Saved entries:
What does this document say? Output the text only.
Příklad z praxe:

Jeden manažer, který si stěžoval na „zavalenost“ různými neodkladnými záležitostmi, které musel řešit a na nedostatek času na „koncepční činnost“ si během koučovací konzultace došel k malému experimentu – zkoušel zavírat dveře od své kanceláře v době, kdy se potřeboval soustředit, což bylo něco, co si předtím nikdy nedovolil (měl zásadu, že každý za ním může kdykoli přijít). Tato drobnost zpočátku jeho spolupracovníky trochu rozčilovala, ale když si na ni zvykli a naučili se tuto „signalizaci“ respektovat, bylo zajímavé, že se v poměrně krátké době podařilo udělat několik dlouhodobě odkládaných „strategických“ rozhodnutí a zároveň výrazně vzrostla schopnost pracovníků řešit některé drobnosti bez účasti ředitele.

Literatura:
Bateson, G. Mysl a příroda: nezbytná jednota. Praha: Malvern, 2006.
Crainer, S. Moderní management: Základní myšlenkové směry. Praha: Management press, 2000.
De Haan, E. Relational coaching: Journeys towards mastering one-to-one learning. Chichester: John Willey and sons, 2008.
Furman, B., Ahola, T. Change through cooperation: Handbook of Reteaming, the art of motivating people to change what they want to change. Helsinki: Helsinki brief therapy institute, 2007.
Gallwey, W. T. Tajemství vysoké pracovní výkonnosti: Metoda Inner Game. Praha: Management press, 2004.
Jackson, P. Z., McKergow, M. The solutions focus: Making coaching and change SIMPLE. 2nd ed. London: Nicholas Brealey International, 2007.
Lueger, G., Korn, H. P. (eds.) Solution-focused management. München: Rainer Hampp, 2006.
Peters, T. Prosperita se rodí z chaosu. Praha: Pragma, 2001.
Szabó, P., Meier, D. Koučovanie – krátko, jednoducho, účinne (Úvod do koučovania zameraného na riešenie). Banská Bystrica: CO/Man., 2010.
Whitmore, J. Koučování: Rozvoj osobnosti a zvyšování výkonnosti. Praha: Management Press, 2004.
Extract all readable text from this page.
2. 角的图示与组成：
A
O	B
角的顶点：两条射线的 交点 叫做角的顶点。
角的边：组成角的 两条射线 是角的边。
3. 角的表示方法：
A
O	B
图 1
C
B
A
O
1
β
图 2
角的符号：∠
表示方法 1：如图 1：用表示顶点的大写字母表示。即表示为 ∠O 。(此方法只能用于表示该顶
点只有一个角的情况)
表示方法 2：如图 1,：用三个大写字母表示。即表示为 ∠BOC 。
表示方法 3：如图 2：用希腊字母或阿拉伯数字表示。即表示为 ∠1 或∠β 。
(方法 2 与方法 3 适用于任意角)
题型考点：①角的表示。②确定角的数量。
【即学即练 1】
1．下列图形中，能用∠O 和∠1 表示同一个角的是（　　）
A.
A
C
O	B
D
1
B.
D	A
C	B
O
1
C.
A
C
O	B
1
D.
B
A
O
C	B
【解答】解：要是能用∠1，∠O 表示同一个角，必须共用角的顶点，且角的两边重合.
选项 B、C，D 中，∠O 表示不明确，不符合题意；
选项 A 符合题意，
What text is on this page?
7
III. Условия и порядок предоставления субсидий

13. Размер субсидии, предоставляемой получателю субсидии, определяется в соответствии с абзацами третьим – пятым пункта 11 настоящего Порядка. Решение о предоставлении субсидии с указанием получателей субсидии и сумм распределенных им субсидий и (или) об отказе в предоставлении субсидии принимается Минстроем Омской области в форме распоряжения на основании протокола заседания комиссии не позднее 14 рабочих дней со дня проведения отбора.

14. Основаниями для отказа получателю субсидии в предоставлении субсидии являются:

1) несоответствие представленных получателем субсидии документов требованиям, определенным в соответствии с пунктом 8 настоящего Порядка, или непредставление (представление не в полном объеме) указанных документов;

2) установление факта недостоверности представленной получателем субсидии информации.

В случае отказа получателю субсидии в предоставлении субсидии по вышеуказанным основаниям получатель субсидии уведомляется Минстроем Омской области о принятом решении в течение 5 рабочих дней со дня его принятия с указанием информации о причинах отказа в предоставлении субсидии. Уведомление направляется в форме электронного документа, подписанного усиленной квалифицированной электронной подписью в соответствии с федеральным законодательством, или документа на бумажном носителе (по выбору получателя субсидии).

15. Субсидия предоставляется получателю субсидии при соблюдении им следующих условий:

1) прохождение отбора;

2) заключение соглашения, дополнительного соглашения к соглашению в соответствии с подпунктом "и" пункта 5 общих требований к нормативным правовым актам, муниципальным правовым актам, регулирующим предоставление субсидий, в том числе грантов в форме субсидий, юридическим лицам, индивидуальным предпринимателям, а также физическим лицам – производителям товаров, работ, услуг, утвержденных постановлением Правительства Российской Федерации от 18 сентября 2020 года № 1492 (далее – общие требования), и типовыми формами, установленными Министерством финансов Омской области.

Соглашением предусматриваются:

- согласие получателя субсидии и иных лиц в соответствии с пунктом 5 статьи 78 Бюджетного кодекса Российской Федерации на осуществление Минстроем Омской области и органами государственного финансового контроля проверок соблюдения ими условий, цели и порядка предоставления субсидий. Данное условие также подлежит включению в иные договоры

Task details:
Repeat every line of the material exactly as given.

Finished answer:
What does this document say? Output the text only.
Příklad z praxe:

Jeden manažer, který si stěžoval na „zavalenost“ různými neodkladnými záležitostmi, které musel řešit a na nedostatek času na „koncepční činnost“ si během koučovací konzultace došel k malému experimentu – zkoušel zavírat dveře od své kanceláře v době, kdy se potřeboval soustředit, což bylo něco, co si předtím nikdy nedovolil (měl zásadu, že každý za ním může kdykoli přijít). Tato drobnost zpočátku jeho spolupracovníky trochu rozčilovala, ale když si na ni zvykli a naučili se tuto „signalizaci“ respektovat, bylo zajímavé, že se v poměrně krátké době podařilo udělat několik dlouhodobě odkládaných „strategických“ rozhodnutí a zároveň výrazně vzrostla schopnost pracovníků řešit některé drobnosti bez účasti ředitele.

Literatura:
Bateson, G. Mysl a příroda: nezbytná jednota. Praha: Malvern, 2006.
Crainer, S. Moderní management: Základní myšlenkové směry. Praha: Management press, 2000.
De Haan, E. Relational coaching: Journeys towards mastering one-to-one learning. Chichester: John Willey and sons, 2008.
Furman, B., Ahola, T. Change through cooperation: Handbook of Reteaming, the art of motivating people to change what they want to change. Helsinki: Helsinki brief therapy institute, 2007.
Gallwey, W. T. Tajemství vysoké pracovní výkonnosti: Metoda Inner Game. Praha: Management press, 2004.
Jackson, P. Z., McKergow, M. The solutions focus: Making coaching and change SIMPLE. 2nd ed. London: Nicholas Brealey International, 2007.
Lueger, G., Korn, H. P. (eds.) Solution-focused management. München: Rainer Hampp, 2006.
Peters, T. Prosperita se rodí z chaosu. Praha: Pragma, 2001.
Szabó, P., Meier, D. Koučovanie – krátko, jednoducho, účinne (Úvod do koučovania zameraného na riešenie). Banská Bystrica: CO/Man., 2010.
Whitmore, J. Koučování: Rozvoj osobnosti a zvyšování výkonnosti. Praha: Management Press, 2004.
Extract all readable text from this page.
2. 角的图示与组成：
A
O	B
角的顶点：两条射线的 交点 叫做角的顶点。
角的边：组成角的 两条射线 是角的边。
3. 角的表示方法：
A
O	B
图 1
C
B
A
O
1
β
图 2
角的符号：∠
表示方法 1：如图 1：用表示顶点的大写字母表示。即表示为 ∠O 。(此方法只能用于表示该顶
点只有一个角的情况)
表示方法 2：如图 1,：用三个大写字母表示。即表示为 ∠BOC 。
表示方法 3：如图 2：用希腊字母或阿拉伯数字表示。即表示为 ∠1 或∠β 。
(方法 2 与方法 3 适用于任意角)
题型考点：①角的表示。②确定角的数量。
【即学即练 1】
1．下列图形中，能用∠O 和∠1 表示同一个角的是（　　）
A.
A
C
O	B
D
1
B.
D	A
C	B
O
1
C.
A
C
O	B
1
D.
B
A
O
C	B
【解答】解：要是能用∠1，∠O 表示同一个角，必须共用角的顶点，且角的两边重合.
选项 B、C，D 中，∠O 表示不明确，不符合题意；
选项 A 符合题意，
What text is on this page?
7
III. Условия и порядок предоставления субсидий

13. Размер субсидии, предоставляемой получателю субсидии, определяется в соответствии с абзацами третьим – пятым пункта 11 настоящего Порядка. Решение о предоставлении субсидии с указанием получателей субсидии и сумм распределенных им субсидий и (или) об отказе в предоставлении субсидии принимается Минстроем Омской области в форме распоряжения на основании протокола заседания комиссии не позднее 14 рабочих дней со дня проведения отбора.

14. Основаниями для отказа получателю субсидии в предоставлении субсидии являются:

1) несоответствие представленных получателем субсидии документов требованиям, определенным в соответствии с пунктом 8 настоящего Порядка, или непредставление (представление не в полном объеме) указанных документов;

2) установление факта недостоверности представленной получателем субсидии информации.

В случае отказа получателю субсидии в предоставлении субсидии по вышеуказанным основаниям получатель субсидии уведомляется Минстроем Омской области о принятом решении в течение 5 рабочих дней со дня его принятия с указанием информации о причинах отказа в предоставлении субсидии. Уведомление направляется в форме электронного документа, подписанного усиленной квалифицированной электронной подписью в соответствии с федеральным законодательством, или документа на бумажном носителе (по выбору получателя субсидии).

15. Субсидия предоставляется получателю субсидии при соблюдении им следующих условий:

1) прохождение отбора;

2) заключение соглашения, дополнительного соглашения к соглашению в соответствии с подпунктом "и" пункта 5 общих требований к нормативным правовым актам, муниципальным правовым актам, регулирующим предоставление субсидий, в том числе грантов в форме субсидий, юридическим лицам, индивидуальным предпринимателям, а также физическим лицам – производителям товаров, работ, услуг, утвержденных постановлением Правительства Российской Федерации от 18 сентября 2020 года № 1492 (далее – общие требования), и типовыми формами, установленными Министерством финансов Омской области.

Соглашением предусматриваются:

- согласие получателя субсидии и иных лиц в соответствии с пунктом 5 статьи 78 Бюджетного кодекса Российской Федерации на осуществление Минстроем Омской области и органами государственного финансового контроля проверок соблюдения ими условий, цели и порядка предоставления субсидий. Данное условие также подлежит включению в иные договоры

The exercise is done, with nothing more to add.